Entscheidungsstichwort (Thema)

Arbeitgeber. Übernahme von Bußgeldern bei Straßenverkehrsverstößen durch Beschäftigte. beitragspflichtiges Arbeitsentgelt zur Sozialversicherung

 

Leitsatz (amtlich)

Übernimmt der Arbeitgeber für die bei ihm beschäftigten Arbeitnehmer die Zahlung des gegen diese verhängten Bußgeldes, handelt es sich insoweit um beitragspflichtiges Arbeitsentgelt. Dies gilt auch dann, wenn die rechtswidrigen Verstöße im überwiegenden eigenbetrieblichen Interesse des Unternehmens liegen sollten, bspw Geschwindigkeitsübertretungen zur termingerechten Vertragserfüllung (hier ua: Straßenverkehrsverstöße in einem Speditionsunternehmen).

 

Tenor

I. Der Antrag wird abgelehnt.

II. Der Antragsteller trägt die Kosten des Verfahrens.

 

Gründe

I.

Im Hauptsacheverfahren ist eine Nachforderung von Sozialversicherungsbeiträgen streitig.

Der Antragsteller (Ast) ist Insolvenzverwalter über das Vermögen des Gemeinschuldners ... B. als Inhaber des Unternehmens “…„ Dieses beschäftigte rund 70 Arbeitnehmer. Das Unternehmen war bzw. ist vorrangig im Bereich des Transportgewerbes tätig.

Vom 01.09. bis 23.11.2004 nahm die Rechtsvorgängerin der Antragsgegnerin (Ag), die Landesversicherungsanstalt Thüringen, eine Betriebsprüfung des Unternehmens für den Zeitraum 01.01.2000 bis 31.12.2003 vor.

Das Ergebnis ergab eine Nachforderung von Sozialversicherungsbeiträgen in Höhe von 13.229,32 €. Diese beruhte, neben einem vom tatsächlichen abweichenden gemeldeten Beschäftigungsbeginn, einem Bargeschenk und einem Darlehenserlass gegenüber einem Arbeitnehmer, die beitragspflichtiges Arbeitsentgelt seien, vorrangig auf Bußgeldern im Zusammenhang mit straßen- bzw. güterverkehrsrechtlichen Verstößen. Die gegenüber den Arbeitnehmern verhängten Bußgelder hatte der Ast übernommen, und zwar insgesamt in Höhe von 12.831,19 €.

(DARGESTELLTE DATEN):
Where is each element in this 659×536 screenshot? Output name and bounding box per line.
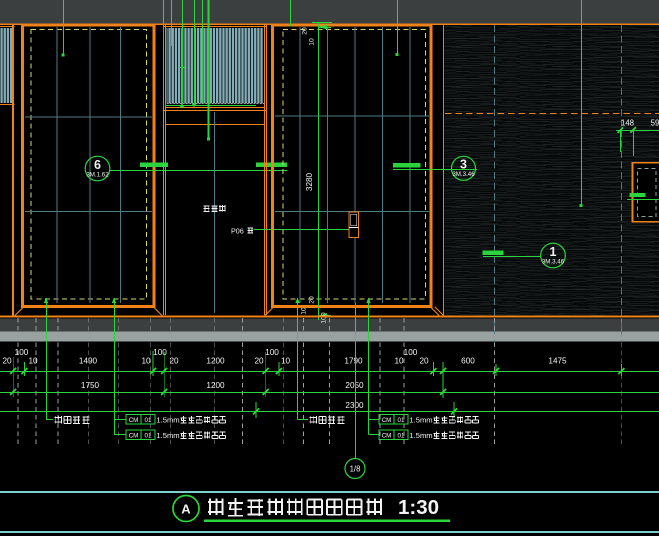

(ARBEITSAUFTRÄGE):
**1)** Welchen Gesamtbetrag an Bußgeldern, die gegen die Arbeitnehmer verhängt worden waren, übernahm laut der Entscheidung zur Übernahme von Bußgeldern der Antragsteller?
**2)** Schreiben Sie die Entscheidung zur Übernahme von Bußgeldern im Anschluss an ihren letzten Satz weiter.

(LÖSUNGEN):
**1)** Insgesamt 12.831,19 €.

**2)**
Durch Bescheid vom 30.11.2004 verlangte die Ag die Nachzahlung der 13.229,32 €. Ausweislich des Summenblattes zum Beitragsbescheid macht die Antragsgegnerin aus Bußgeldzahlungen im Einzelnen folgende Beiträge geltend:

- AOK Thüringen

7.040,76 €

- IKK Thüringen

 478,11 €

- BKK für Heilberufe

 430,88 €

- mhplus BKK

 425,56 €

- DAK

2.474,29 €

- KKH

1.579,31 €

- BEK

      402,28 €

Summe:

 12.831,19 €

Hiergegen legte der Ast am 20.12.2004 Widerspruch ein. Hinsichtlich übernommener Bußgelder sei ein Verfahren beim Bundesfinanzhof anhängig. Unter Bezugnahme auf einen Beschluss des Thüringer Finanzgerichtes vom 12.09.2002 solle der Bescheid ruhen.

Mit Schreiben vom 08.03.2005 lehnte die Ag die begehrte Aussetzung der Vollziehung ab.

Daraufhin hat der Ast beim Sozialgericht Meiningen am 12.04.2005 die “Aussetzung der Vollziehung„ beantragt (gemeint war: die Anordnung der aufschiebenden Wirkung des Widerspruchs).

Durch Beschluss vom 20.07.2005 hat das Sozialgericht Meiningen den Antrag abgelehnt. Die Übernahme von Buß-/Verwarnungsgeldern stelle grundsätzlich Arbeitslohn dar, der beitragspflichtig sei. Anhaltspunkte für eine betriebliche Entscheidung des Arbeitgebers, wonach die durch Bußgeld geahndeten Verstöße im ganz überwiegend eigenbetrieblichen Interesse gelegen hätten, bestünden nicht.

Hiergegen hat der Ast am 29.08.2005 Beschwerde zum Thüringischen Landessozialgericht eingelegt (Az: L 2 R 671/05 ER). Über die Beschwerde ist noch nicht entschieden.

Durch Beschluss vom 02.01.2006 hat das Amtsgericht Gera über das Unternehmen das Insolvenzverfahren eröffnet und den Ast zum Insolvenzverwalter bestellt.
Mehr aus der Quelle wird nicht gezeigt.